- GOAL OF THE EXERCISE -
Identify the lines that contain the word "domestic", then copy them.
═══ SUPPLIED MATERIAL
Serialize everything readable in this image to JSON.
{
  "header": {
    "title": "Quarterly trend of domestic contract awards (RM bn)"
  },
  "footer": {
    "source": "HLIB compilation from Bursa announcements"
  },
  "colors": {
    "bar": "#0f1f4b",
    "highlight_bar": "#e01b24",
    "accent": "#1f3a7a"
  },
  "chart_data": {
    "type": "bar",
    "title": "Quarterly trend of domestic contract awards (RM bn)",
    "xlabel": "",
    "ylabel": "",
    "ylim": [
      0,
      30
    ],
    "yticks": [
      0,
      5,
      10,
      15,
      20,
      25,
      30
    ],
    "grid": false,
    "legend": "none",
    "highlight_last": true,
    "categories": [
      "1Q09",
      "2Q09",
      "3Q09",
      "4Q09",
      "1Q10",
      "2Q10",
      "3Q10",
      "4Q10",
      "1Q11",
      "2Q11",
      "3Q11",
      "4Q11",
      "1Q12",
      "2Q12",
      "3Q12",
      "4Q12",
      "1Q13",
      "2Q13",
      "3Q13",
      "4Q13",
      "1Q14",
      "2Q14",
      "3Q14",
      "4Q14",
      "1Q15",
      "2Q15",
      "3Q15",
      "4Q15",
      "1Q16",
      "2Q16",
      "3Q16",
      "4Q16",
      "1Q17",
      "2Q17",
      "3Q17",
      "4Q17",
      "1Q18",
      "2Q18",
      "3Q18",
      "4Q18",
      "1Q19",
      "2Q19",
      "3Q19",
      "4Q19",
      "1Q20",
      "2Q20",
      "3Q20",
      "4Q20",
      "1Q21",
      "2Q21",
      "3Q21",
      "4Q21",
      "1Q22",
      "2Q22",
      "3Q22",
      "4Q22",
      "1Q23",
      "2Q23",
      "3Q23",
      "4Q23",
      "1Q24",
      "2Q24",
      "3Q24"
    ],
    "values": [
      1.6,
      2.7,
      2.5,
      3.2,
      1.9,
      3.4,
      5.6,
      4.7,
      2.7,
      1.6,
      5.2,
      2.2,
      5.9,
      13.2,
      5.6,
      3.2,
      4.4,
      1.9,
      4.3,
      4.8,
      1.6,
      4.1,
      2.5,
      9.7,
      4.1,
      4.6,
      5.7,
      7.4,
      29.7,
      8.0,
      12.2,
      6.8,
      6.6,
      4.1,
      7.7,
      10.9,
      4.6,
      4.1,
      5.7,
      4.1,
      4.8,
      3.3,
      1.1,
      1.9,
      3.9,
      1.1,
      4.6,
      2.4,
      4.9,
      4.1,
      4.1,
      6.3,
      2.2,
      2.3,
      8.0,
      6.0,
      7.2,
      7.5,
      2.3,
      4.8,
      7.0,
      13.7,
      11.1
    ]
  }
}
══════
- EXERCISE RESULT -
    "title": "Quarterly trend of domestic contract awards (RM bn)"
    "title": "Quarterly trend of domestic contract awards (RM bn)",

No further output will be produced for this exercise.